• YOUR GOAL: Write out all of the data exactly as it appears.

__________________________________________________

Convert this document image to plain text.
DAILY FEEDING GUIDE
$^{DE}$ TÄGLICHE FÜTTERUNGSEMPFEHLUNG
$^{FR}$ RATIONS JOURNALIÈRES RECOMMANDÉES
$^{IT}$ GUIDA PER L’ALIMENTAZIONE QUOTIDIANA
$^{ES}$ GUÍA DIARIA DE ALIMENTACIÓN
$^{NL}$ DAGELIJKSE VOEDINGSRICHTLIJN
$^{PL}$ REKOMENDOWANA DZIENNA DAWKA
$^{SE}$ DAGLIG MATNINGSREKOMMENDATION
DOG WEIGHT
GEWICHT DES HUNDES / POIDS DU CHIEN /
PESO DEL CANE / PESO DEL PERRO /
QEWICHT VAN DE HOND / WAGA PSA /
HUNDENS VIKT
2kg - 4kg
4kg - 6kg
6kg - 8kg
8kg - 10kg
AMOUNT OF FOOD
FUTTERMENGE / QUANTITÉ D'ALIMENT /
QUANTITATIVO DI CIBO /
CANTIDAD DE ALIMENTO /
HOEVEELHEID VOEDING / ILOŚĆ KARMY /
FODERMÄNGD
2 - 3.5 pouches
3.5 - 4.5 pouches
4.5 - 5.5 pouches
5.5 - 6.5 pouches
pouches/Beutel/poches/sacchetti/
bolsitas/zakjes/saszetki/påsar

__________________________________________________

• COMPLETE RESPONSE:
Convert this document image to plain text.
DAILY FEEDING GUIDE
$^{DE}$ TÄGLICHE FÜTTERUNGSEMPFEHLUNG
$^{FR}$ RATIONS JOURNALIÈRES RECOMMANDÉES
$^{IT}$ GUIDA PER L’ALIMENTAZIONE QUOTIDIANA
$^{ES}$ GUÍA DIARIA DE ALIMENTACIÓN
$^{NL}$ DAGELIJKSE VOEDINGSRICHTLIJN
$^{PL}$ REKOMENDOWANA DZIENNA DAWKA
$^{SE}$ DAGLIG MATNINGSREKOMMENDATION
DOG WEIGHT
GEWICHT DES HUNDES / POIDS DU CHIEN /
PESO DEL CANE / PESO DEL PERRO /
QEWICHT VAN DE HOND / WAGA PSA /
HUNDENS VIKT
2kg - 4kg
4kg - 6kg
6kg - 8kg
8kg - 10kg
AMOUNT OF FOOD
FUTTERMENGE / QUANTITÉ D'ALIMENT /
QUANTITATIVO DI CIBO /
CANTIDAD DE ALIMENTO /
HOEVEELHEID VOEDING / ILOŚĆ KARMY /
FODERMÄNGD
2 - 3.5 pouches
3.5 - 4.5 pouches
4.5 - 5.5 pouches
5.5 - 6.5 pouches
pouches/Beutel/poches/sacchetti/
bolsitas/zakjes/saszetki/påsar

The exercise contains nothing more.